§ Exercise brief
Reproduce this listing in full.

========================

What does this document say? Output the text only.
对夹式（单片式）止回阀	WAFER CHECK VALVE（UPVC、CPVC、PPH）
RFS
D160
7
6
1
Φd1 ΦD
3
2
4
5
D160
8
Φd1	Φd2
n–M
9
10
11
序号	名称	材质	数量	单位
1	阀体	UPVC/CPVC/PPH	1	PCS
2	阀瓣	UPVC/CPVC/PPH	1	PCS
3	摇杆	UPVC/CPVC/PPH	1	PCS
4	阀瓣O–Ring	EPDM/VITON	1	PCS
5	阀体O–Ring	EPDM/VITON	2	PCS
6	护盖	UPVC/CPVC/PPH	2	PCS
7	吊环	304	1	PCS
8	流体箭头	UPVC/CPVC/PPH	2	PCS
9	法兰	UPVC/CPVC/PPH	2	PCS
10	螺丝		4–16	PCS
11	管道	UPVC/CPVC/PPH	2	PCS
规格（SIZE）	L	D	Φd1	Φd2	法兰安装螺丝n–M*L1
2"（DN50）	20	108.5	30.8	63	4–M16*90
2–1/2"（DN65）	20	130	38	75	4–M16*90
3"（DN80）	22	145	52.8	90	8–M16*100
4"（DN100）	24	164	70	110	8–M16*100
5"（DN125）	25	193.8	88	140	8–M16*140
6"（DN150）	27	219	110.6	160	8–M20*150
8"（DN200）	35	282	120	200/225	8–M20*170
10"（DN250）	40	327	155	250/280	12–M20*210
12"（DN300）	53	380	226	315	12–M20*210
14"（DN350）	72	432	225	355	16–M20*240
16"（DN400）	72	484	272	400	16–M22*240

========================

§ Answer to this task
What does this document say? Output the text only.
对夹式（单片式）止回阀	WAFER CHECK VALVE（UPVC、CPVC、PPH）
RFS
D160
7
6
1
Φd1 ΦD
3
2
4
5
D160
8
Φd1	Φd2
n–M
9
10
11
序号	名称	材质	数量	单位
1	阀体	UPVC/CPVC/PPH	1	PCS
2	阀瓣	UPVC/CPVC/PPH	1	PCS
3	摇杆	UPVC/CPVC/PPH	1	PCS
4	阀瓣O–Ring	EPDM/VITON	1	PCS
5	阀体O–Ring	EPDM/VITON	2	PCS
6	护盖	UPVC/CPVC/PPH	2	PCS
7	吊环	304	1	PCS
8	流体箭头	UPVC/CPVC/PPH	2	PCS
9	法兰	UPVC/CPVC/PPH	2	PCS
10	螺丝		4–16	PCS
11	管道	UPVC/CPVC/PPH	2	PCS
规格（SIZE）	L	D	Φd1	Φd2	法兰安装螺丝n–M*L1
2"（DN50）	20	108.5	30.8	63	4–M16*90
2–1/2"（DN65）	20	130	38	75	4–M16*90
3"（DN80）	22	145	52.8	90	8–M16*100
4"（DN100）	24	164	70	110	8–M16*100
5"（DN125）	25	193.8	88	140	8–M16*140
6"（DN150）	27	219	110.6	160	8–M20*150
8"（DN200）	35	282	120	200/225	8–M20*170
10"（DN250）	40	327	155	250/280	12–M20*210
12"（DN300）	53	380	226	315	12–M20*210
14"（DN350）	72	432	225	355	16–M20*240
16"（DN400）	72	484	272	400	16–M22*240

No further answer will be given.